╭─ TEXTO CITADO

El presidente de Estados Unidos, Donald Trump, anunció una nueva ofensiva comercial al imponer aranceles a 60 economías por considerar que no han establecido ni aplicado de manera efectiva prohibiciones a la importación de bienes elaborados con trabajo forzado.
En el caso de México, la tarifa será de 10%, al ubicarse entre los países que ya cuentan con mecanismos para restringir este tipo de mercancías.
También te puede interesar: Reconocen a Bank of America como mejor banco de inversión en México
Medida oficial
La medida fue oficializada por el representante Comercial de Estados Unidos (USTR), Jamieson Greer, quien aseguró que la decisión busca combatir una práctica que, además de constituir una violación a los derechos humanos, representa una distorsión para el comercio internacional.
"El presidente Trump reconoce que décadas de llamados morales no han logrado erradicar el trabajo forzado de las cadenas globales de suministro. Estados Unidos mantiene una prohibición sobre estas importaciones desde hace casi un siglo y es momento de que nuestros socios comerciales hagan lo mismo", señaló el funcionario.
Los nuevos aranceles son el resultado de una investigación iniciada el 12 de marzo de 2026 bajo la Sección 301 de la Ley de Comercio de 1974, mecanismo que permite al gobierno estadounidense responder a prácticas comerciales que considere injustificadas o discriminatorias.
Durante el proceso, la Oficina del Representante Comercial (USTR) realizó dos rondas de audiencias públicas, sostuvo consultas con más de 45 gobiernos, recibió más de 2 mil 100 comentarios del público y analizó otras mil 600 observaciones escritas sobre la propuesta de imponer medidas comerciales.

Países a los que se aplicará
Tras concluir las investigaciones el pasado 2 de junio, el organismo determinó que las políticas de las 60 economías evaluadas respecto al trabajo forzado restringen el comercio estadounidense, por lo que decidió aplicar las nuevas tarifas.

╰─

ACTIVIDADES
1 – Responde con base en la nota sobre los aranceles:
(a) ¿Qué tarifa se le aplicará a México?
(b) ¿Quién oficializó la medida?
(c) ¿En qué fecha concluyeron las investigaciones?
2 – Enumera todo lo que, según la nota sobre los aranceles, hizo la Oficina del Representante Comercial durante el proceso.
3 – Sigue escribiendo la nota sobre los aranceles a partir de su último párrafo.

╭─ DATOS PARA ANALIZAR

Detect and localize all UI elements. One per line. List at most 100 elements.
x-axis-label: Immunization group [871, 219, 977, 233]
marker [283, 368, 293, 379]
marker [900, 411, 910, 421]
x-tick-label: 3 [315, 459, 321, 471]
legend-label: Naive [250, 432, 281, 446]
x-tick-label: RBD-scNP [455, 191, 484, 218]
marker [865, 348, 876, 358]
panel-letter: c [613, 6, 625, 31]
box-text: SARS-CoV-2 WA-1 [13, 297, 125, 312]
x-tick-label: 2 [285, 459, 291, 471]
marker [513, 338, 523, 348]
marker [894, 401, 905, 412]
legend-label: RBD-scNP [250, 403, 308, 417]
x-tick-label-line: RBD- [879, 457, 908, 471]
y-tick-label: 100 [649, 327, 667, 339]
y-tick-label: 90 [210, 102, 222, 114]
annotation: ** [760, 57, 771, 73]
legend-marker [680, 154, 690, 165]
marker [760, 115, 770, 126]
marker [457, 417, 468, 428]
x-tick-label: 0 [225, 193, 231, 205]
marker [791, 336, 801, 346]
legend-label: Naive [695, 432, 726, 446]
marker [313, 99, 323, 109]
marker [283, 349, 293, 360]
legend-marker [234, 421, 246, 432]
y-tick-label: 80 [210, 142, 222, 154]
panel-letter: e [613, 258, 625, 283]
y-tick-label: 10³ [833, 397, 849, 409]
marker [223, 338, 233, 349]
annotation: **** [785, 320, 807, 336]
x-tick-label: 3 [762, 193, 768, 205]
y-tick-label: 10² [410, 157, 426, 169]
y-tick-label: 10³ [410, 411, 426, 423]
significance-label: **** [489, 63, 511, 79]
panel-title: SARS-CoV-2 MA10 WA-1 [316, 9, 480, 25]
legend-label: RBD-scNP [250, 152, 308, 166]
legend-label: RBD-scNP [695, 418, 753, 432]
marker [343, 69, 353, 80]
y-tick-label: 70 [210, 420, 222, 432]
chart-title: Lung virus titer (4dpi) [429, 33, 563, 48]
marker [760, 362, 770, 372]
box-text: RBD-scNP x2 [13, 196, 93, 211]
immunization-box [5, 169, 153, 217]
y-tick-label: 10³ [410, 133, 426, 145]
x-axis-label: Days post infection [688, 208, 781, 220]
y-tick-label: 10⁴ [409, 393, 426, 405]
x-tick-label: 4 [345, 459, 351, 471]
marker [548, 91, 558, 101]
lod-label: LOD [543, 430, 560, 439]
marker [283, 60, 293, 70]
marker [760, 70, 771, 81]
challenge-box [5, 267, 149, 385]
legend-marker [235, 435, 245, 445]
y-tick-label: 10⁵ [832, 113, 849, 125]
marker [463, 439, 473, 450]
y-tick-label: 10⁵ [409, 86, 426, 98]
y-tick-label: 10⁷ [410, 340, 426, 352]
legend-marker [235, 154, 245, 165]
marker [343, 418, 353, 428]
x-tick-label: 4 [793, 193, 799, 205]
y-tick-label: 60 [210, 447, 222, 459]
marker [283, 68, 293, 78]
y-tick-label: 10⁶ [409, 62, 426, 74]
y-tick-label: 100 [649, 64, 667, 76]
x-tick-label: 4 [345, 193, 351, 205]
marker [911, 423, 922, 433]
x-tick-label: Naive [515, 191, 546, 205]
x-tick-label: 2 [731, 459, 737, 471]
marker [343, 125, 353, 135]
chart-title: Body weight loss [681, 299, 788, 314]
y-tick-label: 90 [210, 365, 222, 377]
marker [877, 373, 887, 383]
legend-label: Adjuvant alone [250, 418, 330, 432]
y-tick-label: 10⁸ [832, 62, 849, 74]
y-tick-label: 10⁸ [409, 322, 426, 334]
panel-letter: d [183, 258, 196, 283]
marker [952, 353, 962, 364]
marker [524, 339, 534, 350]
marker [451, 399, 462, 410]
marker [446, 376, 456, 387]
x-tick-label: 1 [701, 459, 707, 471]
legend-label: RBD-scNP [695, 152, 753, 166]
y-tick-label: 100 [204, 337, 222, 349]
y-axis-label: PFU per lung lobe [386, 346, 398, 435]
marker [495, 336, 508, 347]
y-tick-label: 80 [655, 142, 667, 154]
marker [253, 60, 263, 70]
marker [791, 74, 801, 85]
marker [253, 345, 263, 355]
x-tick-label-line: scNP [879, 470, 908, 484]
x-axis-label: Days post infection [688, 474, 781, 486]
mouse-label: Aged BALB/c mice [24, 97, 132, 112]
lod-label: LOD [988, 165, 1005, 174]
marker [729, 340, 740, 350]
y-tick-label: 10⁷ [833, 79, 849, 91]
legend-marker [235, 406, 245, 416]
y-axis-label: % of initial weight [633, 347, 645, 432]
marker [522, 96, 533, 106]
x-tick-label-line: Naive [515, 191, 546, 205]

╰─

RESPUESTAS
1 –
(a) Una tarifa de 10%.
(b) Jamieson Greer, representante Comercial de Estados Unidos (USTR).
(c) El 2 de junio.

2 –
- Realizó dos rondas de audiencias públicas.
- Sostuvo consultas con más de 45 gobiernos.
- Recibió más de 2 mil 100 comentarios del público.
- Analizó otras mil 600 observaciones escritas sobre la propuesta de imponer medidas comerciales.

3 –
Estados Unidos diseñó un esquema de aranceles diferenciados de acuerdo con el nivel de compromiso de cada economía para impedir la importación de productos elaborados con trabajo forzado.
México forma parte del grupo de países que enfrentarán una tarifa de 10%, junto con Canadá, Argentina, Bangladesh, Camboya, Ecuador, El Salvador, Guatemala, Honduras, India, Indonesia, Jordania, Malasia, Pakistán, Sri Lanka, Trinidad y Tobago y Reino Unido.
El USTR explicó que estas naciones ya cuentan con prohibiciones sobre este tipo de importaciones, se comprometieron a implementarlas mediante acuerdos comerciales o mantienen mecanismos parciales para impedir el ingreso de mercancías elaboradas con trabajo forzado.
En tanto, determinados productos provenientes de la Unión Europea, Japón, Corea del Sur, Taiwán y Suiza estarán sujetos a aranceles de entre 10% y 12.5%, mientras que el resto de las economías investigadas enfrentará una tarifa general de 12.5%.
La autoridad comercial estadounidense informó que habrá excepciones para evitar afectaciones en las cadenas de suministro y en la economía.
Productos fuera
Entre los bienes excluidos se encuentran materias primas cuya importación sea indispensable para evitar desabasto en Estados Unidos, productos que podrían generar interrupciones económicas si fueran gravados, mercancías que no pueden producirse en cantidades suficientes dentro del país y algunos bienes procedentes de economías que han mostrado avances para fortalecer sus prohibiciones al trabajo forzado.
Asimismo, quedarán fuera aquellos productos para los cuales los aranceles no contribuirían de manera significativa a eliminar las prácticas detectadas durante la investigación.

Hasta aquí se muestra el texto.